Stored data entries
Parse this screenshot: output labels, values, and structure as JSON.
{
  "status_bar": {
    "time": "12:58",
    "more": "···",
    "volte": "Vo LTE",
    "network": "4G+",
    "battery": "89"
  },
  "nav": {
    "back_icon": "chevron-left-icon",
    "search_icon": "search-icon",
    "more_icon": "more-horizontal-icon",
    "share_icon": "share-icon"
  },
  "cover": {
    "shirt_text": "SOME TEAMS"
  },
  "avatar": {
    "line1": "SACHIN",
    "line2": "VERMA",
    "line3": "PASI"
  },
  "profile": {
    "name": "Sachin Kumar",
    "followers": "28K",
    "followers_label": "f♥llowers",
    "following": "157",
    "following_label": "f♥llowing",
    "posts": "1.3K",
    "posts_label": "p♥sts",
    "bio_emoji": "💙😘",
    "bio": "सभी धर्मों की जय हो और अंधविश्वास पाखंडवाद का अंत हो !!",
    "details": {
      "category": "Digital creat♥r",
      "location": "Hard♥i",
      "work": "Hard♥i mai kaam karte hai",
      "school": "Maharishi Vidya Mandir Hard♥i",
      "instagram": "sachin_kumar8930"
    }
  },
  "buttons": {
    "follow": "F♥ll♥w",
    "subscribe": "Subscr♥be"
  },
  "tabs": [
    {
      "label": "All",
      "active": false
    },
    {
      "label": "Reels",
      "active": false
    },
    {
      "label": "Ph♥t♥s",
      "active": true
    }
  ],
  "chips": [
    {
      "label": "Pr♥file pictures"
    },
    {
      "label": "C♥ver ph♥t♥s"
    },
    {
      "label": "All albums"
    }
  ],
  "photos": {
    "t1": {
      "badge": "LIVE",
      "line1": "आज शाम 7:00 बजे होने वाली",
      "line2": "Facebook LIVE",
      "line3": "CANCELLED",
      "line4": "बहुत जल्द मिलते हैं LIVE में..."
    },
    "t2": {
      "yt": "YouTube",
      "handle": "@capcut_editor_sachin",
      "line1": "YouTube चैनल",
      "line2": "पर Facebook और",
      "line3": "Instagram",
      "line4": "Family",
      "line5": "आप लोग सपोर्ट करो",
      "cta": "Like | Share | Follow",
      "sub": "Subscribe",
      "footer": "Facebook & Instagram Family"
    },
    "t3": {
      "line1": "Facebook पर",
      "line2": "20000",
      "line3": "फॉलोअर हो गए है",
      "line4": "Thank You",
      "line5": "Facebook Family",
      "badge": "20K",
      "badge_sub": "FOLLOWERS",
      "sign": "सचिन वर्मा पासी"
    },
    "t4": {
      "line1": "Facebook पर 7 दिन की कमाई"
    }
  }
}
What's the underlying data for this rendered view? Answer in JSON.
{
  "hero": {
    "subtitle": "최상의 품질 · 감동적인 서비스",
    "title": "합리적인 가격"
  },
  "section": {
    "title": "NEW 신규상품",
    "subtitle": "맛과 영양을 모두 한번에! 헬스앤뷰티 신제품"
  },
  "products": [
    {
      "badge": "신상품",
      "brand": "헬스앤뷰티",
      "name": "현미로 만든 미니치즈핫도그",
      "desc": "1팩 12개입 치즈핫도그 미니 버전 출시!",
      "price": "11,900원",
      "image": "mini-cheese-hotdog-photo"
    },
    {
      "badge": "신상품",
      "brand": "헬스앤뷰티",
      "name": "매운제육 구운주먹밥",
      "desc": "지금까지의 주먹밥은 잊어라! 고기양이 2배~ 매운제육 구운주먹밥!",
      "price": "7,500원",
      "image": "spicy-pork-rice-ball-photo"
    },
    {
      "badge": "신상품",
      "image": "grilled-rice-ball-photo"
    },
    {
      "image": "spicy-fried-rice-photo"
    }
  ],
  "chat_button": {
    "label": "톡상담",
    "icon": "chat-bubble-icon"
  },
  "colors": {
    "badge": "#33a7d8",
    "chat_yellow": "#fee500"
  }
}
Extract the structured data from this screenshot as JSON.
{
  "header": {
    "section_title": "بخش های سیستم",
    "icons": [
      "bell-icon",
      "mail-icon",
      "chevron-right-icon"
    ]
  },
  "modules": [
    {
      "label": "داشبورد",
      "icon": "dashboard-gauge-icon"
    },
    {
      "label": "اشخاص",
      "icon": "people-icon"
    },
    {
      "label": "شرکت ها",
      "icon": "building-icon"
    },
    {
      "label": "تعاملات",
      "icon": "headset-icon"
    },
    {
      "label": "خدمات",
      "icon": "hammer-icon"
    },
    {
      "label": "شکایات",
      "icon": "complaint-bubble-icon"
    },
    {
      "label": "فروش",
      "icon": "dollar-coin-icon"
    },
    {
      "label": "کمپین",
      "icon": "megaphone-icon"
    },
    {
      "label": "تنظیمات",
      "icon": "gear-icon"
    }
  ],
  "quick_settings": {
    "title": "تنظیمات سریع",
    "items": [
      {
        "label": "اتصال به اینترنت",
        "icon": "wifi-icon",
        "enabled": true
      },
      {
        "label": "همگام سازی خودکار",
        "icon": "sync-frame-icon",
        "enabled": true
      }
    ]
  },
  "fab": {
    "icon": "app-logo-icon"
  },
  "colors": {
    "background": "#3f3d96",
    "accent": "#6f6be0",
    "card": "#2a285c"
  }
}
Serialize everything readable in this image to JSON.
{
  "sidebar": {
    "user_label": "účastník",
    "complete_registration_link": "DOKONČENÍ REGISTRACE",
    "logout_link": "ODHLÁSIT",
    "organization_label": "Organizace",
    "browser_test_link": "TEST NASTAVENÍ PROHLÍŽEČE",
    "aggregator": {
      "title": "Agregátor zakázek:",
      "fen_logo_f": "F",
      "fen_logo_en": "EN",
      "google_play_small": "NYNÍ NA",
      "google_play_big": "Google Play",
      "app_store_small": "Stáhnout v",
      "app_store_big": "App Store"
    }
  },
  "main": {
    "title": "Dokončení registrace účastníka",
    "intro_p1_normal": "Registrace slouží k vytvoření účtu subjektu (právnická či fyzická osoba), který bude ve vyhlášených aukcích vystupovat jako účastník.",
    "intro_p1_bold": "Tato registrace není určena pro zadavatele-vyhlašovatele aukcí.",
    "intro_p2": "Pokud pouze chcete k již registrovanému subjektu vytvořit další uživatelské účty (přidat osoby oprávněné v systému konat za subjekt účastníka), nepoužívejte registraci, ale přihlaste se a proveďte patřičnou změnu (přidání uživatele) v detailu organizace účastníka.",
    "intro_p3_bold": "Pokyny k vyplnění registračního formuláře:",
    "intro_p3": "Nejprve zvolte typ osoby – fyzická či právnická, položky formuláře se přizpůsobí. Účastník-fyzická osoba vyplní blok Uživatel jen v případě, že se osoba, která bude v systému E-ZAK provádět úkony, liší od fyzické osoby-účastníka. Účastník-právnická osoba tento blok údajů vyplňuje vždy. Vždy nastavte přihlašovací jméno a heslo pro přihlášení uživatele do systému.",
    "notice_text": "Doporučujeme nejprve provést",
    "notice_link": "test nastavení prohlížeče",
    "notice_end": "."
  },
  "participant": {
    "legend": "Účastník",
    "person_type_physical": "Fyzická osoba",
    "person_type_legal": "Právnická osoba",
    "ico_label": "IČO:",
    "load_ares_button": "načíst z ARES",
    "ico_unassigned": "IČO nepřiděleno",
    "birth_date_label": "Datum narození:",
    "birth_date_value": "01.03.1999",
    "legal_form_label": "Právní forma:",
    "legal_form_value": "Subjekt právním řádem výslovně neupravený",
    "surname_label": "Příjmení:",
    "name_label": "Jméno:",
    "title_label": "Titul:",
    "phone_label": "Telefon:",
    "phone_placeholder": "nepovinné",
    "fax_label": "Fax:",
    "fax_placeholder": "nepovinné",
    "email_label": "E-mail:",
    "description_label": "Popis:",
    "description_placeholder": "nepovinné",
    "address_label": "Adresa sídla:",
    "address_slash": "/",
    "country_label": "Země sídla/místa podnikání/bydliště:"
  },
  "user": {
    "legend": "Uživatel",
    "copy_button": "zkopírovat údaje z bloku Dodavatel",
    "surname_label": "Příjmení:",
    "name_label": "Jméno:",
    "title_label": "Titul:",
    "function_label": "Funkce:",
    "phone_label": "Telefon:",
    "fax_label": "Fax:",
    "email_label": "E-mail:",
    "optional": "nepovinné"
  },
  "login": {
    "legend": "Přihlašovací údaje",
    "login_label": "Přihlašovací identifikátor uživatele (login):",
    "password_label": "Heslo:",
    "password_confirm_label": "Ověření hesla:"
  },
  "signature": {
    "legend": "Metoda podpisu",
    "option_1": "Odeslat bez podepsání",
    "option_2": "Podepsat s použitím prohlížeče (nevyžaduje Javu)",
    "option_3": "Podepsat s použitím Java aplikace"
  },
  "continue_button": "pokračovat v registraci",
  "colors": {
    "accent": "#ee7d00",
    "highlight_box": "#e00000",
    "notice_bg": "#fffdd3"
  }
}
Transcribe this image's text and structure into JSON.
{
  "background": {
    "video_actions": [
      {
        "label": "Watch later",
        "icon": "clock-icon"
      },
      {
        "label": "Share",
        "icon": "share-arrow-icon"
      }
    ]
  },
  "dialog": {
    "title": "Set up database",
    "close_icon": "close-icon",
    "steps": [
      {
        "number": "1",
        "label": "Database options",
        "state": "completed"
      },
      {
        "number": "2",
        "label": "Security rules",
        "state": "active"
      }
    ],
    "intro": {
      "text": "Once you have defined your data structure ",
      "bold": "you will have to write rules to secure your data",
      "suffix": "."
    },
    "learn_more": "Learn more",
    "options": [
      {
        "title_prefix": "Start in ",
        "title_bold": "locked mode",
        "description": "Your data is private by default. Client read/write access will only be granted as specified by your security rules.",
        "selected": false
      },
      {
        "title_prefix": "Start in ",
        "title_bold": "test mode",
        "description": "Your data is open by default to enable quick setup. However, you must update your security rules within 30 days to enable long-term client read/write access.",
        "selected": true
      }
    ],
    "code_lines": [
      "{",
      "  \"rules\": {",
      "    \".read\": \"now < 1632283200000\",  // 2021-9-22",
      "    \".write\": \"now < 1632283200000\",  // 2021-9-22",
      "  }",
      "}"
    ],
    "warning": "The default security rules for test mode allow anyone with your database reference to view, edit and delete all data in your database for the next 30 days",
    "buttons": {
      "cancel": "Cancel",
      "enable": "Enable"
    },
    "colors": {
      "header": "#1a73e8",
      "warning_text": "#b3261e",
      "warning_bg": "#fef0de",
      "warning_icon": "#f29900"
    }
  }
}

**Given task:**
Return only those lines of the records that contain the string "this".

**Task result:**
Parse this screenshot: output labels, values, and structure as JSON.
What's the underlying data for this rendered view? Answer in JSON.
Extract the structured data from this screenshot as JSON.
Serialize everything readable in this image to JSON.
Transcribe this image's text and structure into JSON.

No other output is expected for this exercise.